- _THE REQUEST_
Images excluded, repeat each entry below exactly.

- _INPUT MATERIAL_
__________________________________________________

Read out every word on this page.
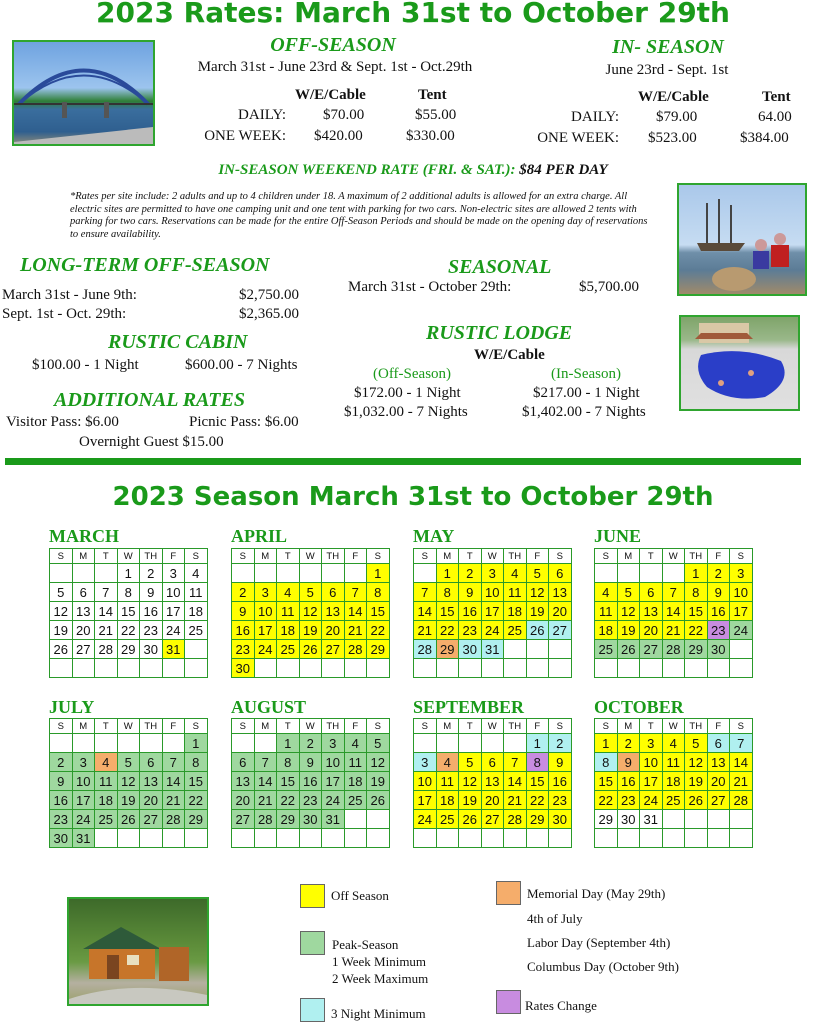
2023 Rates: March 31st to October 29th
OFF-SEASON
March 31st - June 23rd & Sept. 1st - Oct.29th
W/E/Cable	Tent
DAILY: $70.00	$55.00
ONE WEEK: $420.00	$330.00
IN- SEASON
June 23rd - Sept. 1st
W/E/Cable	Tent
DAILY: $79.00	64.00
ONE WEEK: $523.00	$384.00
IN-SEASON WEEKEND RATE (FRI. & SAT.): $84 PER DAY
*Rates per site include: 2 adults and up to 4 children under 18. A maximum of 2 additional adults is allowed for an extra charge. All electric sites are permitted to have one camping unit and one tent with parking for two cars. Non-electric sites are allowed 2 tents with parking for two cars. Reservations can be made for the entire Off-Season Periods and should be made on the opening day of reservations to ensure availability.
LONG-TERM OFF-SEASON
March 31st - June 9th:	$2,750.00
Sept. 1st - Oct. 29th:	$2,365.00
SEASONAL
March 31st - October 29th:	$5,700.00
RUSTIC CABIN
$100.00 - 1 Night	$600.00 - 7 Nights
RUSTIC LODGE
W/E/Cable
(Off-Season)	(In-Season)
$172.00 - 1 Night	$217.00 - 1 Night
$1,032.00 - 7 Nights	$1,402.00 - 7 Nights
ADDITIONAL RATES
Visitor Pass: $6.00	Picnic Pass: $6.00
Overnight Guest $15.00
2023 Season March 31st to October 29th
MARCH
S	M	T	W	TH	F	S
			1	2	3	4
5	6	7	8	9	10	11
12	13	14	15	16	17	18
19	20	21	22	23	24	25
26	27	28	29	30	31	

APRIL
S	M	T	W	TH	F	S
						1
2	3	4	5	6	7	8
9	10	11	12	13	14	15
16	17	18	19	20	21	22
23	24	25	26	27	28	29
30						
MAY
S	M	T	W	TH	F	S
	1	2	3	4	5	6
7	8	9	10	11	12	13
14	15	16	17	18	19	20
21	22	23	24	25	26	27
28	29	30	31			

JUNE
S	M	T	W	TH	F	S
				1	2	3
4	5	6	7	8	9	10
11	12	13	14	15	16	17
18	19	20	21	22	23	24
25	26	27	28	29	30	

JULY
S	M	T	W	TH	F	S
						1
2	3	4	5	6	7	8
9	10	11	12	13	14	15
16	17	18	19	20	21	22
23	24	25	26	27	28	29
30	31					
AUGUST
S	M	T	W	TH	F	S
		1	2	3	4	5
6	7	8	9	10	11	12
13	14	15	16	17	18	19
20	21	22	23	24	25	26
27	28	29	30	31		

SEPTEMBER
S	M	T	W	TH	F	S
					1	2
3	4	5	6	7	8	9
10	11	12	13	14	15	16
17	18	19	20	21	22	23
24	25	26	27	28	29	30

OCTOBER
S	M	T	W	TH	F	S
1	2	3	4	5	6	7
8	9	10	11	12	13	14
15	16	17	18	19	20	21
22	23	24	25	26	27	28
29	30	31				

Off Season
Peak-Season
1 Week Minimum
2 Week Maximum
3 Night Minimum
Memorial Day (May 29th)
4th of July
Labor Day (September 4th)
Columbus Day (October 9th)
Rates Change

__________________________________________________

- _FULL RESPONSE_
Read out every word on this page.
2023 Rates: March 31st to October 29th
OFF-SEASON
March 31st - June 23rd & Sept. 1st - Oct.29th
W/E/Cable	Tent
DAILY: $70.00	$55.00
ONE WEEK: $420.00	$330.00
IN- SEASON
June 23rd - Sept. 1st
W/E/Cable	Tent
DAILY: $79.00	64.00
ONE WEEK: $523.00	$384.00
IN-SEASON WEEKEND RATE (FRI. & SAT.): $84 PER DAY
*Rates per site include: 2 adults and up to 4 children under 18. A maximum of 2 additional adults is allowed for an extra charge. All electric sites are permitted to have one camping unit and one tent with parking for two cars. Non-electric sites are allowed 2 tents with parking for two cars. Reservations can be made for the entire Off-Season Periods and should be made on the opening day of reservations to ensure availability.
LONG-TERM OFF-SEASON
March 31st - June 9th:	$2,750.00
Sept. 1st - Oct. 29th:	$2,365.00
SEASONAL
March 31st - October 29th:	$5,700.00
RUSTIC CABIN
$100.00 - 1 Night	$600.00 - 7 Nights
RUSTIC LODGE
W/E/Cable
(Off-Season)	(In-Season)
$172.00 - 1 Night	$217.00 - 1 Night
$1,032.00 - 7 Nights	$1,402.00 - 7 Nights
ADDITIONAL RATES
Visitor Pass: $6.00	Picnic Pass: $6.00
Overnight Guest $15.00
2023 Season March 31st to October 29th
MARCH
S	M	T	W	TH	F	S
			1	2	3	4
5	6	7	8	9	10	11
12	13	14	15	16	17	18
19	20	21	22	23	24	25
26	27	28	29	30	31	

APRIL
S	M	T	W	TH	F	S
						1
2	3	4	5	6	7	8
9	10	11	12	13	14	15
16	17	18	19	20	21	22
23	24	25	26	27	28	29
30						
MAY
S	M	T	W	TH	F	S
	1	2	3	4	5	6
7	8	9	10	11	12	13
14	15	16	17	18	19	20
21	22	23	24	25	26	27
28	29	30	31			

JUNE
S	M	T	W	TH	F	S
				1	2	3
4	5	6	7	8	9	10
11	12	13	14	15	16	17
18	19	20	21	22	23	24
25	26	27	28	29	30	

JULY
S	M	T	W	TH	F	S
						1
2	3	4	5	6	7	8
9	10	11	12	13	14	15
16	17	18	19	20	21	22
23	24	25	26	27	28	29
30	31					
AUGUST
S	M	T	W	TH	F	S
		1	2	3	4	5
6	7	8	9	10	11	12
13	14	15	16	17	18	19
20	21	22	23	24	25	26
27	28	29	30	31		

SEPTEMBER
S	M	T	W	TH	F	S
					1	2
3	4	5	6	7	8	9
10	11	12	13	14	15	16
17	18	19	20	21	22	23
24	25	26	27	28	29	30

OCTOBER
S	M	T	W	TH	F	S
1	2	3	4	5	6	7
8	9	10	11	12	13	14
15	16	17	18	19	20	21
22	23	24	25	26	27	28
29	30	31				

Off Season
Peak-Season
1 Week Minimum
2 Week Maximum
3 Night Minimum
Memorial Day (May 29th)
4th of July
Labor Day (September 4th)
Columbus Day (October 9th)
Rates Change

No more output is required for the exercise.